__Task details__: Show every line in the entries below where the word "color" appears.

Entries with figure data
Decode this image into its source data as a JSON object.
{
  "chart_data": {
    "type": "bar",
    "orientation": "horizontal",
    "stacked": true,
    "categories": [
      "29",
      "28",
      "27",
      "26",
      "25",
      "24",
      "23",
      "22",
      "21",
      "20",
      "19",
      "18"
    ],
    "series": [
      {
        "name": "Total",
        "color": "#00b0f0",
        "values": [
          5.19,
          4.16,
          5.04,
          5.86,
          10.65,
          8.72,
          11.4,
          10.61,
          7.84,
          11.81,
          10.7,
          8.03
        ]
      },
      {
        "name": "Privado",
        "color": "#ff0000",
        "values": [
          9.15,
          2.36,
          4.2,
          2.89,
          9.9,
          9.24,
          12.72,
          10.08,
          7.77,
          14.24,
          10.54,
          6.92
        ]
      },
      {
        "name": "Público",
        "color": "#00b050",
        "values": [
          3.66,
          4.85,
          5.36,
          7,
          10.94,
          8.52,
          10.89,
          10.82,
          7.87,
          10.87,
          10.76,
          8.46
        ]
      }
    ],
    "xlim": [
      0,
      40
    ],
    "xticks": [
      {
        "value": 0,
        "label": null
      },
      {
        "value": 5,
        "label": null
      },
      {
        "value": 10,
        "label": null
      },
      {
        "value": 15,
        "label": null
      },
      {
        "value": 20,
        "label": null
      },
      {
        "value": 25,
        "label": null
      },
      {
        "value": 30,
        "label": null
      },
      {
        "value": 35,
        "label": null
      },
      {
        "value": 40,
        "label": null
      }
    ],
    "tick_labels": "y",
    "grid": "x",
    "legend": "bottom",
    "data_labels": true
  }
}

__Exercise output__:
        "color": "#00b0f0",
        "color": "#ff0000",
        "color": "#00b050",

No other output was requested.